* [What you will do]: Return each line that holds the word "this".

* [Dataset content]:
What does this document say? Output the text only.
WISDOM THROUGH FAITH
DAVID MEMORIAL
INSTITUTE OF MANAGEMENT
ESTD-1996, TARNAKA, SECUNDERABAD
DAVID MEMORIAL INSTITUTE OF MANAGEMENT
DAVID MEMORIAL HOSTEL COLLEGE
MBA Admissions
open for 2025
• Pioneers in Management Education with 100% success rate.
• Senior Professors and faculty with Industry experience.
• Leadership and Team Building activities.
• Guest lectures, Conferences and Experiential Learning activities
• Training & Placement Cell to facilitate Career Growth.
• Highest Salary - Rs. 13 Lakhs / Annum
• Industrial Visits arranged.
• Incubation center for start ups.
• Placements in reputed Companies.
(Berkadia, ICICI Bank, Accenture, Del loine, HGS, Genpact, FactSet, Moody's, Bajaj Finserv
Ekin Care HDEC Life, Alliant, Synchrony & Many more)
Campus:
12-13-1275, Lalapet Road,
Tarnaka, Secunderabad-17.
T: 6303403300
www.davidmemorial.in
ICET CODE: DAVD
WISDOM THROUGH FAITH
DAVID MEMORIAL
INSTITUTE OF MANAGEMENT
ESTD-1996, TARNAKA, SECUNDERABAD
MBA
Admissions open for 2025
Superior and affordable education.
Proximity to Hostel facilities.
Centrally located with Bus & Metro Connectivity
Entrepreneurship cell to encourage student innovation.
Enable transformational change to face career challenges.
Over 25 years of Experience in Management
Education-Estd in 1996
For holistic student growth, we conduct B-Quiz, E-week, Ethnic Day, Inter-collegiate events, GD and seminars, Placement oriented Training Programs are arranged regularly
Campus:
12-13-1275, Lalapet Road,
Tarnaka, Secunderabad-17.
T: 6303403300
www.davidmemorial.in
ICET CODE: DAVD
...
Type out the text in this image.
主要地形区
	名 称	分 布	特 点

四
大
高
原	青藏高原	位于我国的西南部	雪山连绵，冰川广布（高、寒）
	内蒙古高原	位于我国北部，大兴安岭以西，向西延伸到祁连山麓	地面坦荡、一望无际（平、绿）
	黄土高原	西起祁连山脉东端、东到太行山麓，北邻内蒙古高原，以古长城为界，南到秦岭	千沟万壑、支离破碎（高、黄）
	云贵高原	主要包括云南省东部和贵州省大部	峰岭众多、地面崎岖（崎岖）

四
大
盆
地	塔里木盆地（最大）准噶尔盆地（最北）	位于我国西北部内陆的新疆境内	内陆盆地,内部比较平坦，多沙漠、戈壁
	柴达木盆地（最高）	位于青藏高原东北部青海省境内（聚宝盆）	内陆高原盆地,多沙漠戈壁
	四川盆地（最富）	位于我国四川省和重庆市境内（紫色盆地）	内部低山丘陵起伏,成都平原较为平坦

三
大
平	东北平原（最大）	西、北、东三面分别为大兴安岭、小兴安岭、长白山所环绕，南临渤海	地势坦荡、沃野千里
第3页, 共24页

* [Written response]:
What does this document say? Output the text only.
Type out the text in this image.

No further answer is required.